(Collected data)

++++++++++++++++++++

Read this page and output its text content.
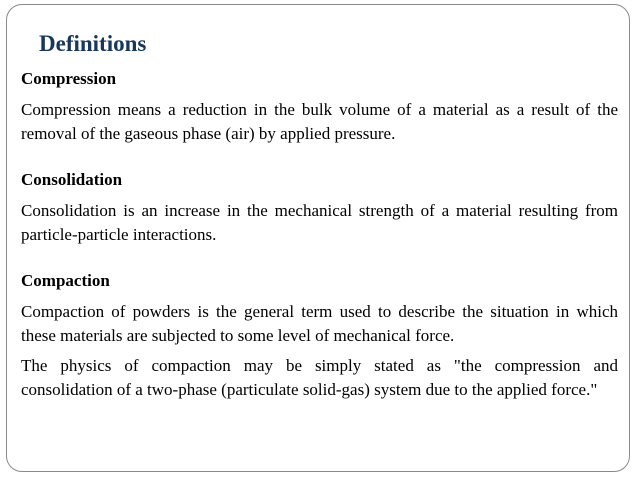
Definitions

Compression

Compression means a reduction in the bulk volume of a material as a result of the removal of the gaseous phase (air) by applied pressure.

Consolidation

Consolidation is an increase in the mechanical strength of a material resulting from particle-particle interactions.

Compaction

Compaction of powders is the general term used to describe the situation in which these materials are subjected to some level of mechanical force.

The physics of compaction may be simply stated as "the compression and consolidation of a two-phase (particulate solid-gas) system due to the applied force."
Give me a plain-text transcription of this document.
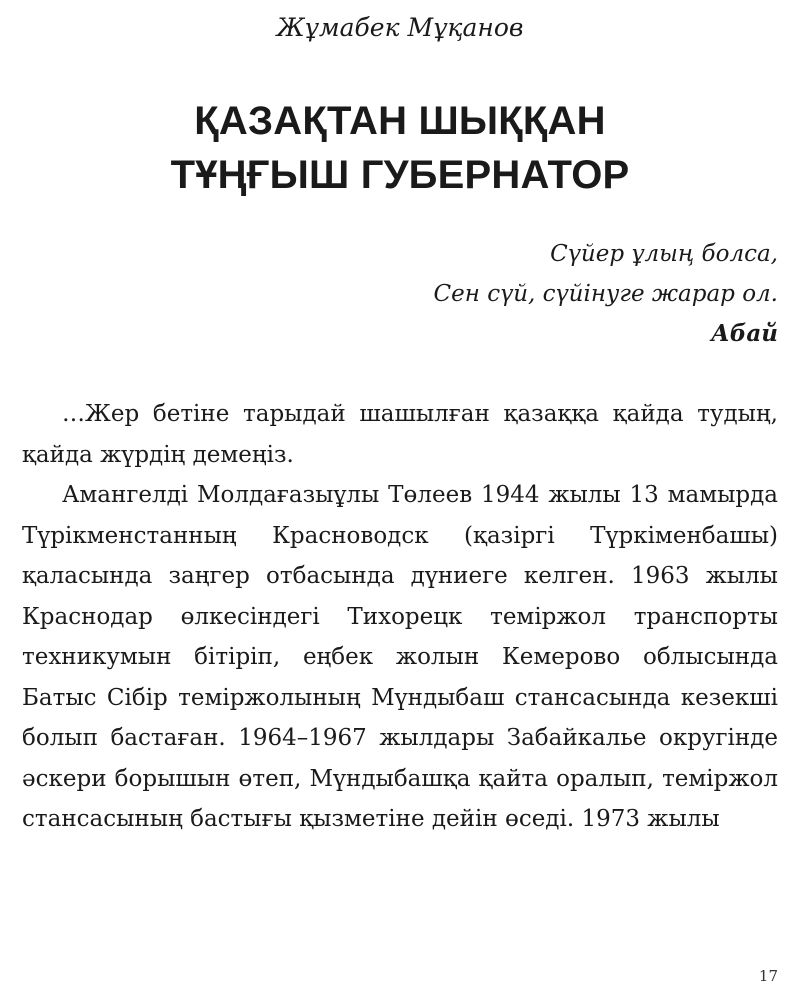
Жұмабек Мұқанов
ҚАЗАҚТАН ШЫҚҚАН
ТҰҢҒЫШ ГУБЕРНАТОР
Сүйер ұлың болса,
Сен сүй, сүйінуге жарар ол.
Абай

…Жер бетіне тарыдай шашылған қазаққа қайда тудың, қайда жүрдің демеңіз.

Амангелді Молдағазыұлы Төлеев 1944 жылы 13 мамырда Түрікменстанның Красноводск (қазіргі Түркіменбашы) қаласында заңгер отбасында дүниеге келген. 1963 жылы Краснодар өлкесіндегі Тихорецк теміржол транспорты техникумын бітіріп, еңбек жолын Кемерово облысында Батыс Сібір теміржолының Мүндыбаш стансасында кезекші болып бастаған. 1964–1967 жылдары Забайкалье округінде әскери борышын өтеп, Мүндыбашқа қайта оралып, теміржол стансасының бастығы қызметіне дейін өседі. 1973 жылы

17
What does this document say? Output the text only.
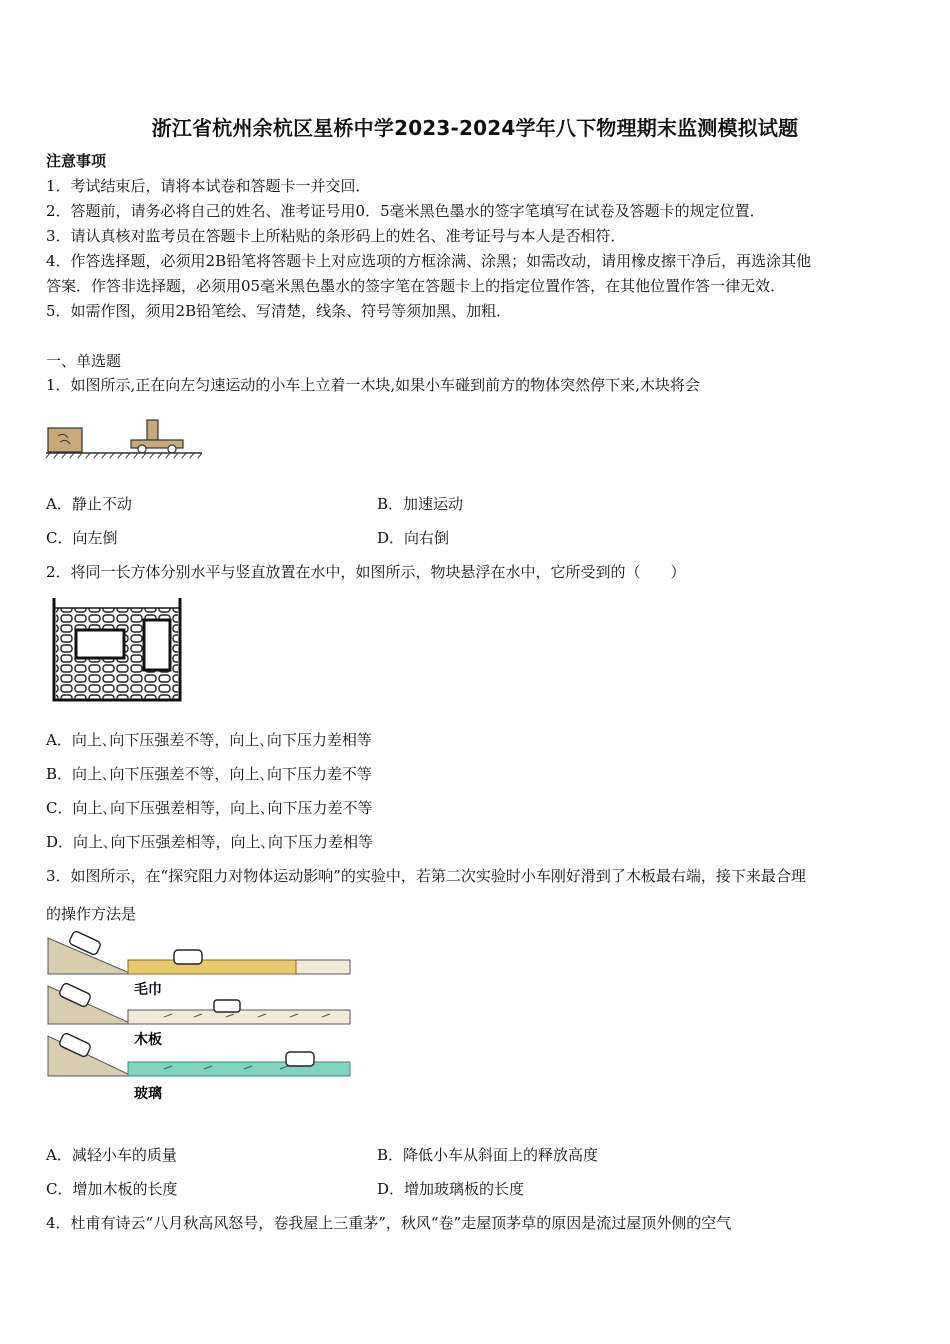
浙江省杭州余杭区星桥中学2023-2024学年八下物理期末监测模拟试题
注意事项
1．考试结束后，请将本试卷和答题卡一并交回．
2．答题前，请务必将自己的姓名、准考证号用0．5毫米黑色墨水的签字笔填写在试卷及答题卡的规定位置．
3．请认真核对监考员在答题卡上所粘贴的条形码上的姓名、准考证号与本人是否相符．
4．作答选择题，必须用2B铅笔将答题卡上对应选项的方框涂满、涂黑；如需改动，请用橡皮擦干净后，再选涂其他
答案．作答非选择题，必须用05毫米黑色墨水的签字笔在答题卡上的指定位置作答，在其他位置作答一律无效．
5．如需作图，须用2B铅笔绘、写清楚，线条、符号等须加黑、加粗．
一、单选题
1．如图所示,正在向左匀速运动的小车上立着一木块,如果小车碰到前方的物体突然停下来,木块将会
A．静止不动	B．加速运动
C．向左倒	D．向右倒
2．将同一长方体分别水平与竖直放置在水中，如图所示，物块悬浮在水中，它所受到的（　　）
A．向上､向下压强差不等，向上､向下压力差相等
B．向上､向下压强差不等，向上､向下压力差不等
C．向上､向下压强差相等，向上､向下压力差不等
D．向上､向下压强差相等，向上､向下压力差相等
3．如图所示，在“探究阻力对物体运动影响”的实验中，若第二次实验时小车刚好滑到了木板最右端，接下来最合理
的操作方法是
毛巾
木板
玻璃
A．减轻小车的质量	B．降低小车从斜面上的释放高度
C．增加木板的长度	D．增加玻璃板的长度
4．杜甫有诗云“八月秋高风怒号，卷我屋上三重茅”，秋风“卷”走屋顶茅草的原因是流过屋顶外侧的空气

++++++++++++++++++++

Sift the material for lines with the string "this". Copy each one found.

Read this page and output its text content.
Give me a plain-text transcription of this document.
What does this document say? Output the text only.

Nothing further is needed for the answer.